Document ::

Credits: Dave ThomasToronto Sun/QMI Agency
TORONTO - In politics timing is everything.
Pulling the plug on parliament, triggering an election, is a delicate manoeuvre, and one politicians must get right — or face the wrath of voters.
In 1990, Liberal premier David Peterson did just that by calling a snap election.
It backfired — and Peterson went from hero to zero — and then-New Democratic Party leader Bob Rae became premier.
In 2002, when Ernie Eves took over the leadership of the PC party from Mike Harris, he hesitated before going to the polls.
In hindsight, that was a mistake. Eves struggled through 2003, a year when the province was beset by the SARS outbreak that killed 44 people.
As if that weren’t bad enough, most of the province was shut down for several days by a massive power black-out.
In October 2003, Dalton McGuinty easily defeated the Tories — and Eves was history.
So should Premier Kathleen Wynne hang in — or should she go to the polls and get her own mandate?
The question is equally tough for the Opposition parties— especially New Democratic leader Andrea Horwath.
Should she prop up the new premier? If so, for how long?
After last week’s release of more documents related to the controversial cancellation of the Mississauga and Oakville gas-fired plants, it will become harder for Horwath to do that.

Source data ::
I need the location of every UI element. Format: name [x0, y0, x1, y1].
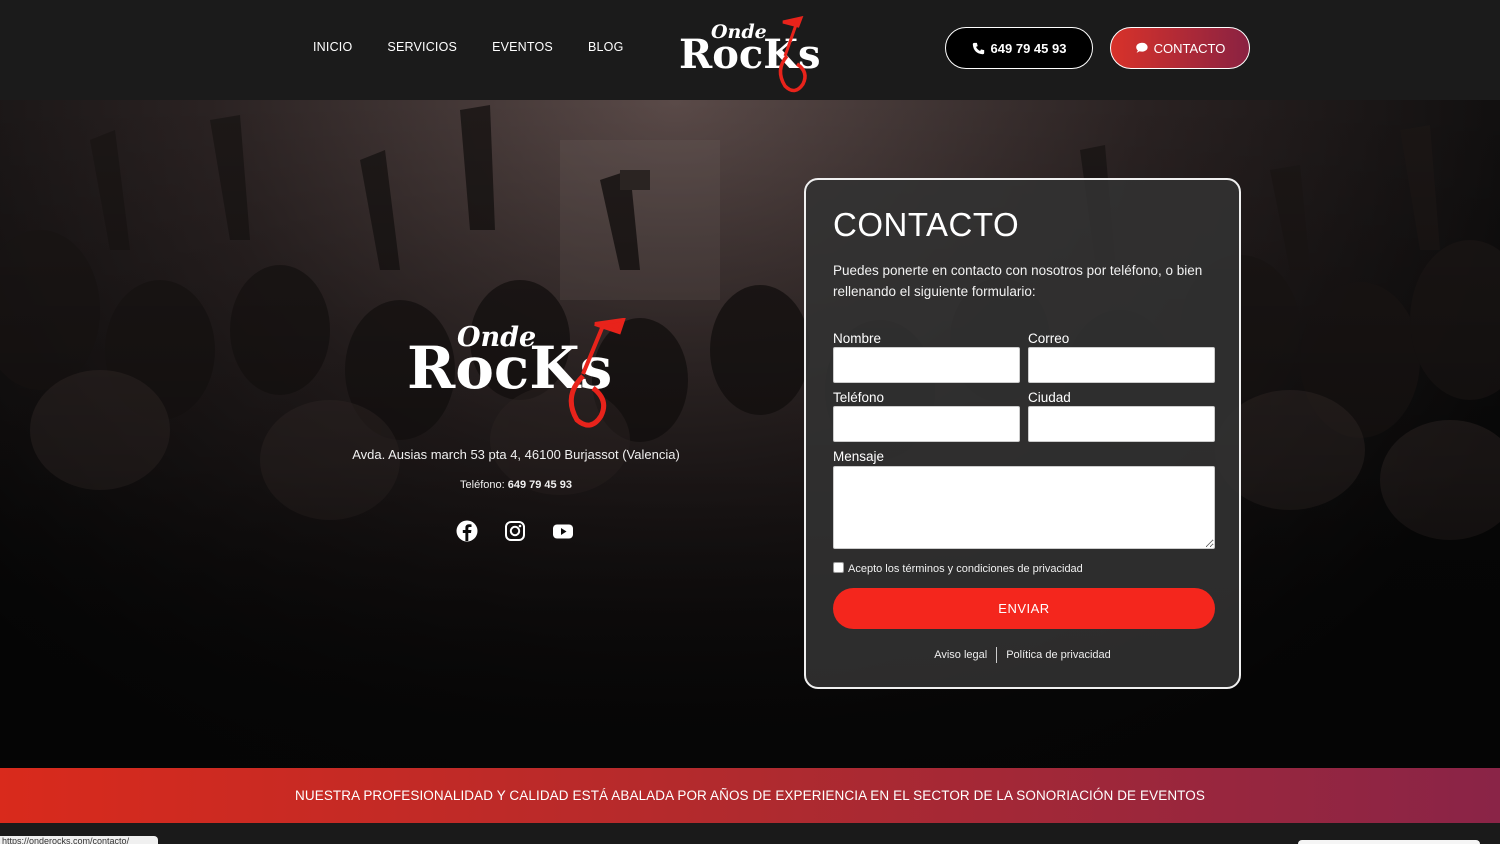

Exercise tasks ::
a - List every politician named in the column on Ontario election timing.
b - Answer these questions using the column on Ontario election timing:
(i) In what year did David Peterson call a snap election?
(ii) How many people did the SARS outbreak kill?
(iii) The cancellation of which gas-fired plants is called controversial?
c - Pick up the column on Ontario election timing after its final sentence and keep writing it.

Exercise results ::
a -
David Peterson
Bob Rae
Ernie Eves
Mike Harris
Dalton McGuinty
Kathleen Wynne
Andrea Horwath

b -
(i) 1990
(ii) 44
(iii) The Mississauga and Oakville gas-fired plants

c -
“When people say your time’s up, your time’s up,” NDP strategist Elliott Anderson told me last week.
“We’re not looking at it as precipitating an election, but can we continue to get things done in this minority legislature?” he asked.
“I don’t think people want to keep this government in power for the sake of keeping them in power.”
Even last spring, when NDP support of the Liberal budget kept the Grits in power, there were some who felt it was time for an election.
Anderson said as long as the party is seen as getting things done and making constructive gains, they’ll continue to support the Liberals.
“Not just people in our party but people who are considering supporting us want to see that we managed to get something done, and they can say that was a worthwhile thing to get done,” he said. “If we don’t pass that test, then they’re going to say you guys are just keeping these guys in office for no reason.”
Key Liberal strategist Greg Sorbara says the legislation the Liberals passed creating fixed election dates means the governing party can’t precipitate an election.
“I don’t believe, given the law we have passed, that the government any more has that flexibility. I think it’s at the mercy of the Legislature,” he said in a telephone interview.
“As I remember the legislation, it does not exempt the government from the fixed election date in the event of a minority,” he said.
While the NDP and Liberals pay lip service to working together to make minority government work, the reality is that there’s a growing appetite for change among some voters.
And that, conveniently, pushes the responsibility for pulling the plug on parliament on the two opposition parties — which can be risky for them.
Usually, there’s little appetite for another election so soon after the last one.
This time, things are different.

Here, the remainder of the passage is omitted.